[Entries from a dataset]
* Begin *

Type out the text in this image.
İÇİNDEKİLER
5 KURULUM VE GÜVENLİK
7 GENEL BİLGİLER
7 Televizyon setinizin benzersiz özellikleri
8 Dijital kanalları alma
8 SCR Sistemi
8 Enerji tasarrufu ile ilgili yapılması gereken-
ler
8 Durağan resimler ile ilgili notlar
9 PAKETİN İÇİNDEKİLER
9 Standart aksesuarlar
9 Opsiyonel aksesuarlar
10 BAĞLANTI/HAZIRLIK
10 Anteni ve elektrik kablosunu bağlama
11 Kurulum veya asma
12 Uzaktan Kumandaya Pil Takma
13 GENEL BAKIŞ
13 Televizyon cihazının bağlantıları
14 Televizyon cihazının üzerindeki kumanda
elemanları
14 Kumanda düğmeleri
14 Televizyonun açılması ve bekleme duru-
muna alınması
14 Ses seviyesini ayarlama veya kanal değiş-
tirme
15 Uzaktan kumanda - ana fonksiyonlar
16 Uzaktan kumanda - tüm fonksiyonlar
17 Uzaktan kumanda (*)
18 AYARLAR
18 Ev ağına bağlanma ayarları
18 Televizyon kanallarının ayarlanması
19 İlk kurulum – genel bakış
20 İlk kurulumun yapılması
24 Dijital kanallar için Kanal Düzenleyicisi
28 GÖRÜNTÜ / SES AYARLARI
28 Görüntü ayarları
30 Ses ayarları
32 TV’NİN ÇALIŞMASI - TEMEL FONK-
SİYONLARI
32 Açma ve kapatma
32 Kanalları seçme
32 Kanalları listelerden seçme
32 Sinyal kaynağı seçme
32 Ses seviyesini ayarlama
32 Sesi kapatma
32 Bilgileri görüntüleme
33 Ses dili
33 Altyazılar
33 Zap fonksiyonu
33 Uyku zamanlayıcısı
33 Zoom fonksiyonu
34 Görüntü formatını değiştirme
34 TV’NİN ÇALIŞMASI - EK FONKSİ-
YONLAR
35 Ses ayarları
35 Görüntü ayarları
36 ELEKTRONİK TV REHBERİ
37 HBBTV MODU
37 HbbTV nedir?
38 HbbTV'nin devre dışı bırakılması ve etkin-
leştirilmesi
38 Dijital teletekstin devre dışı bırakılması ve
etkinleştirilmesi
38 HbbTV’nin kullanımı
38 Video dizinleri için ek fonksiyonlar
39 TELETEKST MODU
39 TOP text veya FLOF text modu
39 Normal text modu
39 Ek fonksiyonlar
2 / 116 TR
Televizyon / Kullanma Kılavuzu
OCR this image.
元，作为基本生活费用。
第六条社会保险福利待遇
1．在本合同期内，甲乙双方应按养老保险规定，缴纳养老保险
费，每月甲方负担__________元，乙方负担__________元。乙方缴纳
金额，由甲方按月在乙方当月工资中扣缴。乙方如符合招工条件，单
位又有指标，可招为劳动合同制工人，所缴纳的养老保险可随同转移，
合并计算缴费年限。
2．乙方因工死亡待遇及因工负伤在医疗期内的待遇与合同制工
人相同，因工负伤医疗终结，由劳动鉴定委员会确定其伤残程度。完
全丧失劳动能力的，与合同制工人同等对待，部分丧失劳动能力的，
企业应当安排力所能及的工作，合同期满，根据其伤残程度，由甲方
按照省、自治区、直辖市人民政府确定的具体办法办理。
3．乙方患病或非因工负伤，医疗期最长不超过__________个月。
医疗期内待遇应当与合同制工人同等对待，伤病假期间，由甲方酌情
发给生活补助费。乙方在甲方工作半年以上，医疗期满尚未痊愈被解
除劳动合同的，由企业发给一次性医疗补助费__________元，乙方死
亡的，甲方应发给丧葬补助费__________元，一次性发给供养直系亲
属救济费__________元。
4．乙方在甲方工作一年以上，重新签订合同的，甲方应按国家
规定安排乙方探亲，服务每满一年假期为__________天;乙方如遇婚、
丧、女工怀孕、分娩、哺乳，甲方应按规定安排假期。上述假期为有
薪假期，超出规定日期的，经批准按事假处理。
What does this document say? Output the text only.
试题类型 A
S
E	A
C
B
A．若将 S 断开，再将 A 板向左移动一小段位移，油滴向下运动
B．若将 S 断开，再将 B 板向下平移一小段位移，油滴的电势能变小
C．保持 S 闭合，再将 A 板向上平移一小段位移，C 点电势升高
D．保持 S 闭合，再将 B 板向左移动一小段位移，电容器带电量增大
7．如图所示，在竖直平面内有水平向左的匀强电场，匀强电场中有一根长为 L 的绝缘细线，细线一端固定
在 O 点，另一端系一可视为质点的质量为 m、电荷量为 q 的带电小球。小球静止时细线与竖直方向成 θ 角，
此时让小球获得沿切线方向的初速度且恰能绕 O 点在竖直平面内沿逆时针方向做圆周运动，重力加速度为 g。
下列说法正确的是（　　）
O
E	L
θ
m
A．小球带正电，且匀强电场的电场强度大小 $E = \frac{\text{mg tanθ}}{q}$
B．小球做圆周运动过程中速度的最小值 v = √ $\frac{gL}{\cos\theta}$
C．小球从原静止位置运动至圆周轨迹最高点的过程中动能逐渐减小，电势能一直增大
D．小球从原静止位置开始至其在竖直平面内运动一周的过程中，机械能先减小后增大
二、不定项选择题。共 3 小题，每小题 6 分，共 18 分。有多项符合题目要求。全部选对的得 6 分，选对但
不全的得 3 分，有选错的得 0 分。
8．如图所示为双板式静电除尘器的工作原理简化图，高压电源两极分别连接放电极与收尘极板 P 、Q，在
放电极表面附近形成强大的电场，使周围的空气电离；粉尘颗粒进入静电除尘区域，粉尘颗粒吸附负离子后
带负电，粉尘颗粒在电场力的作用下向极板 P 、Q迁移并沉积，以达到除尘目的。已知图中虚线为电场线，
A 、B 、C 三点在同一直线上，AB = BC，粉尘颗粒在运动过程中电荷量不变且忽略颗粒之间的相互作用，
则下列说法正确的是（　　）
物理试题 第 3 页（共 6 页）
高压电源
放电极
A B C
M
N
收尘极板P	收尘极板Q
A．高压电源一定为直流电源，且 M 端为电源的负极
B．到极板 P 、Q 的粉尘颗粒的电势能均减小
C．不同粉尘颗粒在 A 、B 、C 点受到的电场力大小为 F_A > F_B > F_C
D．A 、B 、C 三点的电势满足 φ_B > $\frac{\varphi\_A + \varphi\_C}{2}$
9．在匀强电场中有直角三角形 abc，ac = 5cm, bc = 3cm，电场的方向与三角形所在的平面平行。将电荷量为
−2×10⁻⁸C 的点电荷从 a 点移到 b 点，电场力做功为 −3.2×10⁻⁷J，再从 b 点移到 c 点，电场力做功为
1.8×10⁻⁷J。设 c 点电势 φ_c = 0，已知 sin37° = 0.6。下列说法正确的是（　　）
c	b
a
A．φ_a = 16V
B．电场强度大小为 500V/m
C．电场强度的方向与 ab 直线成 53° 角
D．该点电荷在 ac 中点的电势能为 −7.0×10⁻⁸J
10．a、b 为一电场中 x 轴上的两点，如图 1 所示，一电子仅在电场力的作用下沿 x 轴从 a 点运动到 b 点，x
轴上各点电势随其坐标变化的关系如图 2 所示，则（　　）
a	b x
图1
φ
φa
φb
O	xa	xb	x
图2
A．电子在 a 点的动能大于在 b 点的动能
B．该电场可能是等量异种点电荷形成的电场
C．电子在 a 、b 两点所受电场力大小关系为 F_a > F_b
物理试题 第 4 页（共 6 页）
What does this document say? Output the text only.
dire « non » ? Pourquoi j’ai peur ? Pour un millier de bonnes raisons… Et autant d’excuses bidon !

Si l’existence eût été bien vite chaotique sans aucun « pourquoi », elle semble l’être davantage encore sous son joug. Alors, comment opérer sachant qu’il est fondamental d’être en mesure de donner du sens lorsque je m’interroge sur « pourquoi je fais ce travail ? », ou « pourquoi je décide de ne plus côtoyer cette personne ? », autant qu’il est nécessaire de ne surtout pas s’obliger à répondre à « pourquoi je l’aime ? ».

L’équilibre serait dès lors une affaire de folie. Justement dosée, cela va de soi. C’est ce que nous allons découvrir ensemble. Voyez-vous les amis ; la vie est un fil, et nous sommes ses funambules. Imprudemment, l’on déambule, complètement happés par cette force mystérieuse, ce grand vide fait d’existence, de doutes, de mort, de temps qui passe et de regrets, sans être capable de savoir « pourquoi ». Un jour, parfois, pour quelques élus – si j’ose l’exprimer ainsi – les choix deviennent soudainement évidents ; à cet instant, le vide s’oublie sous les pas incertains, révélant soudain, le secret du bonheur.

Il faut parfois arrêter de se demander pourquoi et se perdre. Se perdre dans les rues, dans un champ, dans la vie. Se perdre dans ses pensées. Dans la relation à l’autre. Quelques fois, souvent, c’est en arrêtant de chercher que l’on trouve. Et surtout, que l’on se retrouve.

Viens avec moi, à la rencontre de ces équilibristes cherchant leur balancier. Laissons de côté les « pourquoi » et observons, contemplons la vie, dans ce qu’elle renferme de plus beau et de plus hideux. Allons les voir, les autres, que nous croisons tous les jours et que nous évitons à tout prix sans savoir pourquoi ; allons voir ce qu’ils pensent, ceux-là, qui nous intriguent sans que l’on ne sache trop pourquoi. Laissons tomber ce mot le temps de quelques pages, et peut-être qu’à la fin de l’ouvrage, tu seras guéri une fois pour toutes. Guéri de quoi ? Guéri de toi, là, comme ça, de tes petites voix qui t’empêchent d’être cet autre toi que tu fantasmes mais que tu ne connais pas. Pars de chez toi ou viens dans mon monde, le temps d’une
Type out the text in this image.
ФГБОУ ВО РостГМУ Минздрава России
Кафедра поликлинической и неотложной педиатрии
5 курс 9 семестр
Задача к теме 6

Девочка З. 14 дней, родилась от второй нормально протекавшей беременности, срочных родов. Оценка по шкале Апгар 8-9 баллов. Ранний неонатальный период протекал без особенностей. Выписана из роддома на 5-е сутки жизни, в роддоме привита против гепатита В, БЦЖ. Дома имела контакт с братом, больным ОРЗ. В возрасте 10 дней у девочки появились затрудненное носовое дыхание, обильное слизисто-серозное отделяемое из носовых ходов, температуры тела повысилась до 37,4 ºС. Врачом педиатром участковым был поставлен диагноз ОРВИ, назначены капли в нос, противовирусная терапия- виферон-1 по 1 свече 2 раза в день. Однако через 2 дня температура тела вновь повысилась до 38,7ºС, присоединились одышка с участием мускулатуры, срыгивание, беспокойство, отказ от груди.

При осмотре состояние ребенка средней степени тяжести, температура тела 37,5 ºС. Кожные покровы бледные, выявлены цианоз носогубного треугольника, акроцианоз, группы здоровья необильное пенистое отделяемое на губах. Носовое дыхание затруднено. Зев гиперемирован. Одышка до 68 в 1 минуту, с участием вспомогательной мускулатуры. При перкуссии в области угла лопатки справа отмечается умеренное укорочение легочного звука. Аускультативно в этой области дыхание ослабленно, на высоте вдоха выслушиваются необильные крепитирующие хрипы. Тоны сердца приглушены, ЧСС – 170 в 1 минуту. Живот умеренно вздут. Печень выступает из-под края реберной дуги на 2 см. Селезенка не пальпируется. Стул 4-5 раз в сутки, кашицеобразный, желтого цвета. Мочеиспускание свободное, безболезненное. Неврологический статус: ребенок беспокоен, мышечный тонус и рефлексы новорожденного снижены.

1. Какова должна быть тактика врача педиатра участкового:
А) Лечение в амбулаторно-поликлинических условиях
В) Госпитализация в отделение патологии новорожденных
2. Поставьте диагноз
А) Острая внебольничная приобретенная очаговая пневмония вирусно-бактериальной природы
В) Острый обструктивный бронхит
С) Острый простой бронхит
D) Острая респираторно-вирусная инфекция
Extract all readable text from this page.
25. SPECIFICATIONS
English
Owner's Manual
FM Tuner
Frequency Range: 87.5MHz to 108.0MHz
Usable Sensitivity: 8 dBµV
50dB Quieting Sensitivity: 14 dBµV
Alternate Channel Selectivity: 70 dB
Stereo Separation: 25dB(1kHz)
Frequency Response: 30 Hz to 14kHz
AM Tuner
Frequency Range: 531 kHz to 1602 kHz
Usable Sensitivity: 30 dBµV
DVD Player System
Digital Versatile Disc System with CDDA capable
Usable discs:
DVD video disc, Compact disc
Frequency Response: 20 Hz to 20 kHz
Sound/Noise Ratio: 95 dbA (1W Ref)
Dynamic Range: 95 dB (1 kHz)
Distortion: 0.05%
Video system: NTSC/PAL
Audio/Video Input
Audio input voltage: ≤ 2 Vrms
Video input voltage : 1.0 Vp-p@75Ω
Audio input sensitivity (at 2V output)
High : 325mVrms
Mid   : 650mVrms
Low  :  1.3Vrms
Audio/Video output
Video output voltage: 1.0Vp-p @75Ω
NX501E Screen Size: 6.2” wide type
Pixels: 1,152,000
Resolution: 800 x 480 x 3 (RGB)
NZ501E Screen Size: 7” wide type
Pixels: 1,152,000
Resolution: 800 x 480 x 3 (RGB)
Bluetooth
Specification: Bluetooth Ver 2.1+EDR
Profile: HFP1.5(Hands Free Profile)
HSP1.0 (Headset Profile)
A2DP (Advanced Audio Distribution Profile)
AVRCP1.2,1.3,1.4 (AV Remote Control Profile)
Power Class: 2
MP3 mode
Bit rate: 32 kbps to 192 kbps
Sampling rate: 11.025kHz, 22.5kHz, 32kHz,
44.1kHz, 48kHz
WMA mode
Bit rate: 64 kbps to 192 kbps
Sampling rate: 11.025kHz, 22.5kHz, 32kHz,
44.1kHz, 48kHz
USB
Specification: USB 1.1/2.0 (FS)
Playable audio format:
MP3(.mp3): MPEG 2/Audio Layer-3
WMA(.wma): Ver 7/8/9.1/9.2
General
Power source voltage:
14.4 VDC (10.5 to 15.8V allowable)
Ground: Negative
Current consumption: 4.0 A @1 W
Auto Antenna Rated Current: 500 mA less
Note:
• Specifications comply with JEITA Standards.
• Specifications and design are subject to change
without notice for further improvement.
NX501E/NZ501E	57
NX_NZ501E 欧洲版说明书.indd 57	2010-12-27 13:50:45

* End *

> **PROBLEM TO WORK ON**: Go through the data and count each line that has the word "için", then give the total alone.

> **TASK RESULT**: 2